---------- RECORDS FOR THIS EXERCISE ----------
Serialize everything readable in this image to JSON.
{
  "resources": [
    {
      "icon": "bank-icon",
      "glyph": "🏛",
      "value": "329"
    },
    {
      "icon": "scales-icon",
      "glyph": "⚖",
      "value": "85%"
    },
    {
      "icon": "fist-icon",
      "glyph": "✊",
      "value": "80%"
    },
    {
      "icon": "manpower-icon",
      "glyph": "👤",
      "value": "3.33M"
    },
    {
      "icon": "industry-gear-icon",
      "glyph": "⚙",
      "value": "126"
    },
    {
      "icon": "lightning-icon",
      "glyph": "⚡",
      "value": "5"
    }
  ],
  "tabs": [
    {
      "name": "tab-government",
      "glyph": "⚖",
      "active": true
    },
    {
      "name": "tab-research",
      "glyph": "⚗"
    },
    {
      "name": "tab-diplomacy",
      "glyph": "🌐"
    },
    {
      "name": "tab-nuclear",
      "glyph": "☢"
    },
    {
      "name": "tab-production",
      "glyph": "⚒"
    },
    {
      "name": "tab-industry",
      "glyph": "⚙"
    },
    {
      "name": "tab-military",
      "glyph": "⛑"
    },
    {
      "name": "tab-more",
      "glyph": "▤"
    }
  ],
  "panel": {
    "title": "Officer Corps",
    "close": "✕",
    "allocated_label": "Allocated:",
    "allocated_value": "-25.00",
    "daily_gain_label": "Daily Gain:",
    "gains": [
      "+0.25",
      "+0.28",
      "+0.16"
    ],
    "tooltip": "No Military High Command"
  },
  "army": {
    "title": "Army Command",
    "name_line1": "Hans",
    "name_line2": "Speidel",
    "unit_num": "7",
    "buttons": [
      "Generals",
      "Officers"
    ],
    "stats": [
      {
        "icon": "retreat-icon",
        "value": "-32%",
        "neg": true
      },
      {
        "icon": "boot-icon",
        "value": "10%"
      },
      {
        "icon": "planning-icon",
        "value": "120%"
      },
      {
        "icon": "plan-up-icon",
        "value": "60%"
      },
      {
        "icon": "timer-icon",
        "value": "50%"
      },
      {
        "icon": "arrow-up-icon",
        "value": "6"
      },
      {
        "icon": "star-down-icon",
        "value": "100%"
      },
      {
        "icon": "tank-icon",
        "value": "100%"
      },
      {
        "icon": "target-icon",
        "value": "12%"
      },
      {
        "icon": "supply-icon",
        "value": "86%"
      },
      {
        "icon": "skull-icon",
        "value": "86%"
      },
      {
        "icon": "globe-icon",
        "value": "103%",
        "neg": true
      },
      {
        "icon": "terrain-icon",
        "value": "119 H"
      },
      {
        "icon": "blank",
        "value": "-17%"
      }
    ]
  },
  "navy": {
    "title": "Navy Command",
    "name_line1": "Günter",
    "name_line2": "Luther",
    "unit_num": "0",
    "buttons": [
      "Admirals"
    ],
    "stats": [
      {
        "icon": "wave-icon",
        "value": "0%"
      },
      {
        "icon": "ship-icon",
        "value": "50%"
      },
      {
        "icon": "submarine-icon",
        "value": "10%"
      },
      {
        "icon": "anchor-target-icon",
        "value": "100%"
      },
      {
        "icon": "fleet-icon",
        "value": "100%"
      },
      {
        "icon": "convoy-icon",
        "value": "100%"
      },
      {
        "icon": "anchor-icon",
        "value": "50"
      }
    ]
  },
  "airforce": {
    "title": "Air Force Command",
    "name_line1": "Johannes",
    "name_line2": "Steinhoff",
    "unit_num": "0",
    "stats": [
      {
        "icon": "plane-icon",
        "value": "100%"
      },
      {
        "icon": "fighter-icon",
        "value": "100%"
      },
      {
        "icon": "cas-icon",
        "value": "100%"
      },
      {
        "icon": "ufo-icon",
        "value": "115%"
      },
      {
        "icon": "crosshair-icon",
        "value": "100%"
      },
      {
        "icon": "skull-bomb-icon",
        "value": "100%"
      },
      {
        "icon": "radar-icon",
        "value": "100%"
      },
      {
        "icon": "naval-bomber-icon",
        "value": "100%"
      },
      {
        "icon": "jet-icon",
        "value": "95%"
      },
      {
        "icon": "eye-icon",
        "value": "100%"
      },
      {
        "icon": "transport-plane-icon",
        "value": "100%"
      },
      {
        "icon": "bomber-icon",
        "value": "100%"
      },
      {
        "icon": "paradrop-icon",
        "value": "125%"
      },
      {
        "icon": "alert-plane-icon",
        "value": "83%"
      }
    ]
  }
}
----------
## [EXERCISE]
Pick out each line containing the string "industry" and copy it.

## [SOLUTION FOR THIS TASK]
      "icon": "industry-gear-icon",
      "name": "tab-industry",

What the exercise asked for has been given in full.